Reply with nothing except the number of lines that contain the word "title".

Dataset extract:
╭──

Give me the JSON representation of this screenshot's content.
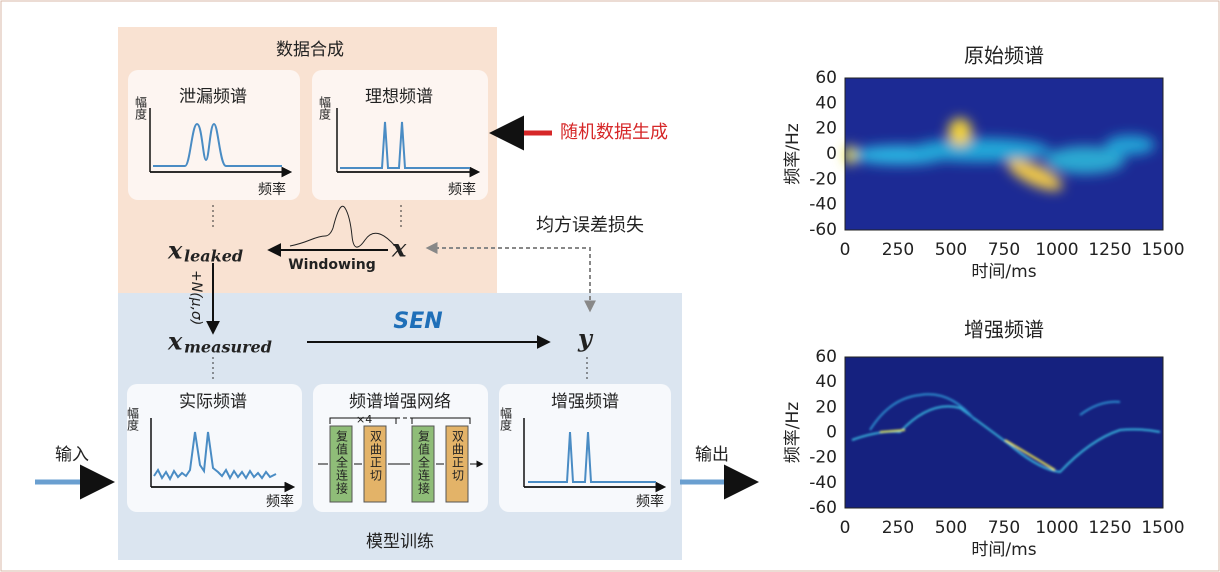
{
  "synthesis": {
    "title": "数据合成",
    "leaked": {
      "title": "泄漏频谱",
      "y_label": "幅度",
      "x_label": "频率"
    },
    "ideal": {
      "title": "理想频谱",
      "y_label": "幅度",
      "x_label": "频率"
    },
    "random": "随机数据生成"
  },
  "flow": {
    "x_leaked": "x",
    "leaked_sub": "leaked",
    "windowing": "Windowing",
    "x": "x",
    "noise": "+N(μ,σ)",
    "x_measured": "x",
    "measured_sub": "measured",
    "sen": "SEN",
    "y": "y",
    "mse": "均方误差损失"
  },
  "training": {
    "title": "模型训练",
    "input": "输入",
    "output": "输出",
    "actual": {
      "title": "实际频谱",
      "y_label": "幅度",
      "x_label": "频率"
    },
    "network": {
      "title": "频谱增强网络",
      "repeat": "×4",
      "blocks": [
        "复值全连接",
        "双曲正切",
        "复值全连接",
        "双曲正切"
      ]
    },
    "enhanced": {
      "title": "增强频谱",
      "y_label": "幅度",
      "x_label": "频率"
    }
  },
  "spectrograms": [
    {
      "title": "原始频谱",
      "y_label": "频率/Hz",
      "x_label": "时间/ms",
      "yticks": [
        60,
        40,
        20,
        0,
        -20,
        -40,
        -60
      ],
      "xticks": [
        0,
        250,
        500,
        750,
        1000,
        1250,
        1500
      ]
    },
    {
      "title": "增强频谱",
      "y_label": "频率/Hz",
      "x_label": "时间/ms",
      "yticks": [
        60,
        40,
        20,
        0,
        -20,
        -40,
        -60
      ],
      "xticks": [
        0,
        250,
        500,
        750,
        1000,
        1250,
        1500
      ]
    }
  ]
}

╰──

Expected output: 9